[Dataset excerpt]
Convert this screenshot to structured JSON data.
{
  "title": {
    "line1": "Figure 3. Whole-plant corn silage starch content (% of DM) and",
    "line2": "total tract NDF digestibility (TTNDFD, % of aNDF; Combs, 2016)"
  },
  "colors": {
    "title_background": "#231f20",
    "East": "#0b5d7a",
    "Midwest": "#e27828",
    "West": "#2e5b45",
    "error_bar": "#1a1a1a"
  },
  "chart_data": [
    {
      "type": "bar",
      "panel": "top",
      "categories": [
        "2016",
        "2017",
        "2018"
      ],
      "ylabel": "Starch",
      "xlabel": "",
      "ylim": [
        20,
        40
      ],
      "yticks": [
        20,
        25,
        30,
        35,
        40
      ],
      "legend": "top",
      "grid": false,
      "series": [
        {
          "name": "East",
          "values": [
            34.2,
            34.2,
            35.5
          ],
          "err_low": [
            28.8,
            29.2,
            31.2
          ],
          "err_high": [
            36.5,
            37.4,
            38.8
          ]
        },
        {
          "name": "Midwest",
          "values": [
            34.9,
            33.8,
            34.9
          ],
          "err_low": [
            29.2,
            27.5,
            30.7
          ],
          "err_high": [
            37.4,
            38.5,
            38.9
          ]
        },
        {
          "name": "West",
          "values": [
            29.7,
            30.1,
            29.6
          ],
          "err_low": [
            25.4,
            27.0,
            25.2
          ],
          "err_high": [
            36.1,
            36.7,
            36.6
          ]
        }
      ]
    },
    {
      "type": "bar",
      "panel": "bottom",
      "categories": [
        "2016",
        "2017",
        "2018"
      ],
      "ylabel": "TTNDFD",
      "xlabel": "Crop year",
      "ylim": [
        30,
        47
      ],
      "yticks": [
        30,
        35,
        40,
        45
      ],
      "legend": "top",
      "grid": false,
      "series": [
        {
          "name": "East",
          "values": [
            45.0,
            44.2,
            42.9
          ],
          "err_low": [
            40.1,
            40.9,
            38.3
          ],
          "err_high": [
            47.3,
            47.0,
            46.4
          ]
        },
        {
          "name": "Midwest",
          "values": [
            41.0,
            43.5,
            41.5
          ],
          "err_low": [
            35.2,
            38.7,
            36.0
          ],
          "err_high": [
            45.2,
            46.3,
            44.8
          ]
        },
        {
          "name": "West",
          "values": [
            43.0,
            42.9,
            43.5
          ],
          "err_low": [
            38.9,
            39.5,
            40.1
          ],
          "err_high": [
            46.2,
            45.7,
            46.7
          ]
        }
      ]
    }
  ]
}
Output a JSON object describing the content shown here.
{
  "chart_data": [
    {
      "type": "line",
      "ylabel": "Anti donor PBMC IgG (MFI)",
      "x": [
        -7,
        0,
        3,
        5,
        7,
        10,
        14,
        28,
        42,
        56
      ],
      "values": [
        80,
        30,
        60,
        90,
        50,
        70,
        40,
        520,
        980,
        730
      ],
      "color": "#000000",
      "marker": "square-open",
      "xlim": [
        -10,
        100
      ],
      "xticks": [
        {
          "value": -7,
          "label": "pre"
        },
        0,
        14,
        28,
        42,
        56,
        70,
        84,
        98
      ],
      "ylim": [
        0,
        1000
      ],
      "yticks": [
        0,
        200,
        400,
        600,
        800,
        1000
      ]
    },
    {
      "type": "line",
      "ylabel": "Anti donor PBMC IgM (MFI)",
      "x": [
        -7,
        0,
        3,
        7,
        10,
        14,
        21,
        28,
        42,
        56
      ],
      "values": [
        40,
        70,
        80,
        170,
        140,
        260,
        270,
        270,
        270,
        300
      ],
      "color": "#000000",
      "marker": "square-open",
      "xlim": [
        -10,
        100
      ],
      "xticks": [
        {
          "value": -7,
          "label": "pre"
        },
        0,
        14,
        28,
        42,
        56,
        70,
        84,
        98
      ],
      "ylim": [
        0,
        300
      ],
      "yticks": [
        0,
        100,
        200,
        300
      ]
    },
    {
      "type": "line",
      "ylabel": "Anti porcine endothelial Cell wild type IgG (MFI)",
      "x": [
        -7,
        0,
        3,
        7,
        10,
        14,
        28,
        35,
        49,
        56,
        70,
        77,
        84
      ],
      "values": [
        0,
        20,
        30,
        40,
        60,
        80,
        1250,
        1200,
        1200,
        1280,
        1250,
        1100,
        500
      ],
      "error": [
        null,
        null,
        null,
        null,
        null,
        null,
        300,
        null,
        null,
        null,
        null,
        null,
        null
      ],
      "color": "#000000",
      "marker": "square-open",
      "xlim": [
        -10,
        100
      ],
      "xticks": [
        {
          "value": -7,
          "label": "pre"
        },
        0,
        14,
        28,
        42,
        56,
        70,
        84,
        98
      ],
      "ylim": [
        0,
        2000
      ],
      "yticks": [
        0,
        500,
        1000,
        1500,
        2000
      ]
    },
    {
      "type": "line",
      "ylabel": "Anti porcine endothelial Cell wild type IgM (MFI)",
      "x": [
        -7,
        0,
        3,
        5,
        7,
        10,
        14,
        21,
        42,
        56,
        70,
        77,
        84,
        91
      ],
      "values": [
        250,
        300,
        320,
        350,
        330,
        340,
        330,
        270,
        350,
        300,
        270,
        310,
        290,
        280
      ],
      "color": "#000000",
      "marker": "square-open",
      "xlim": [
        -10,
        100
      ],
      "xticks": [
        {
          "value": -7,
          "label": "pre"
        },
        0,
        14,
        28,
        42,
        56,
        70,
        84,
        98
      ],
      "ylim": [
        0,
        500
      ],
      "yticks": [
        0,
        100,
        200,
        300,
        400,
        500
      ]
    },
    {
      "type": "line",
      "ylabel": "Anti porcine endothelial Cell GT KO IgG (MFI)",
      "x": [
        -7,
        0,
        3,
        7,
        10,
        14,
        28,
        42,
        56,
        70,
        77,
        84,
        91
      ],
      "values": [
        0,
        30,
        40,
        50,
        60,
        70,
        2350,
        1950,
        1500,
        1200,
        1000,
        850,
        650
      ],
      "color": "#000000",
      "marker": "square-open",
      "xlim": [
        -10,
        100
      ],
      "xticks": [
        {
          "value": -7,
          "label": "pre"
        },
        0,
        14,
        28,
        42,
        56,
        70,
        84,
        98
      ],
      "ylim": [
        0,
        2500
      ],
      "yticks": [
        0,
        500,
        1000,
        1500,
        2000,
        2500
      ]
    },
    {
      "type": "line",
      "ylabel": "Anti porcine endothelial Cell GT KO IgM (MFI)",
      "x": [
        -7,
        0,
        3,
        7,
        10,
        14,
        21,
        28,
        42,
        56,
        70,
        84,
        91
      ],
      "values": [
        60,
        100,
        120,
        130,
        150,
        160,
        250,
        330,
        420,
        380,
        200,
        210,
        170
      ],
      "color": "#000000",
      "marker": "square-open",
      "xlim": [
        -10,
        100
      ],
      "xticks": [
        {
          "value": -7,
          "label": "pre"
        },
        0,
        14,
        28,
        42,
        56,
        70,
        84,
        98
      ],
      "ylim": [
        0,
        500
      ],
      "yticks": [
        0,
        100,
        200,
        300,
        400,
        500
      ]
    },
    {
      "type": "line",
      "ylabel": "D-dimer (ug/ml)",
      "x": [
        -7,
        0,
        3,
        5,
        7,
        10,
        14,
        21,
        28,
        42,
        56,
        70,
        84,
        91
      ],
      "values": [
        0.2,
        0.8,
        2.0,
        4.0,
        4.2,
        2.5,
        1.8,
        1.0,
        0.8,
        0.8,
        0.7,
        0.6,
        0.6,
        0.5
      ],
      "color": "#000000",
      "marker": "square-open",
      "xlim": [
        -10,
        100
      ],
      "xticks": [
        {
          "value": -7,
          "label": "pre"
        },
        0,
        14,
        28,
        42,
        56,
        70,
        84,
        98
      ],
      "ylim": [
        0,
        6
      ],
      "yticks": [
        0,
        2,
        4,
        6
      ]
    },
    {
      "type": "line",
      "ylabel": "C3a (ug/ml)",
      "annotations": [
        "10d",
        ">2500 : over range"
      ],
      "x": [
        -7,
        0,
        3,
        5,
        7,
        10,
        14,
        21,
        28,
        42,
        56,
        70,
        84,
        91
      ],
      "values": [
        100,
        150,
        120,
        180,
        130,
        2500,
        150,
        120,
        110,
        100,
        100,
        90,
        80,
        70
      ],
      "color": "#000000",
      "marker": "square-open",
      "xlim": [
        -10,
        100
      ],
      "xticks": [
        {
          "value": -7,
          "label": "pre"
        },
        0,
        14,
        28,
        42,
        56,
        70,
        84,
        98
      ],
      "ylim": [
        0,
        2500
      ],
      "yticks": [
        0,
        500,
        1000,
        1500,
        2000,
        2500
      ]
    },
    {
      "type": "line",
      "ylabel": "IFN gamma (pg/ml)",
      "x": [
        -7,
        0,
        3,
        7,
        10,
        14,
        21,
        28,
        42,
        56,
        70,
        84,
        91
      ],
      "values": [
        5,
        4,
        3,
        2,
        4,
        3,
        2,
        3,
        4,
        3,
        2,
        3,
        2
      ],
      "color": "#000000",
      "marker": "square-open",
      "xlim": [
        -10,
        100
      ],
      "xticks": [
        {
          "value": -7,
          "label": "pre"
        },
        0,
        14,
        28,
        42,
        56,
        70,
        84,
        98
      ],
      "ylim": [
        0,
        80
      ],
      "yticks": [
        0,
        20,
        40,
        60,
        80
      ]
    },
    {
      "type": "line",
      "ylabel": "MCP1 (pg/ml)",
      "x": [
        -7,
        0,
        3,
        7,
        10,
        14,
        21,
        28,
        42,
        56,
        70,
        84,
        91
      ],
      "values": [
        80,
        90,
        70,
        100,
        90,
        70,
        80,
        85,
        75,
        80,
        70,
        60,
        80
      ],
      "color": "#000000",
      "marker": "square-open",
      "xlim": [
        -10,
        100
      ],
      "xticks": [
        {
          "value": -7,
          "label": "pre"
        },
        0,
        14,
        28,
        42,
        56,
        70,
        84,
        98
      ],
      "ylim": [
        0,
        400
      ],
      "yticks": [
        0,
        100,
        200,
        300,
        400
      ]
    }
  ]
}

**Given request**
Compute the number of lines above that contain the string "content". Reply with that value only.

**Correct answer**
2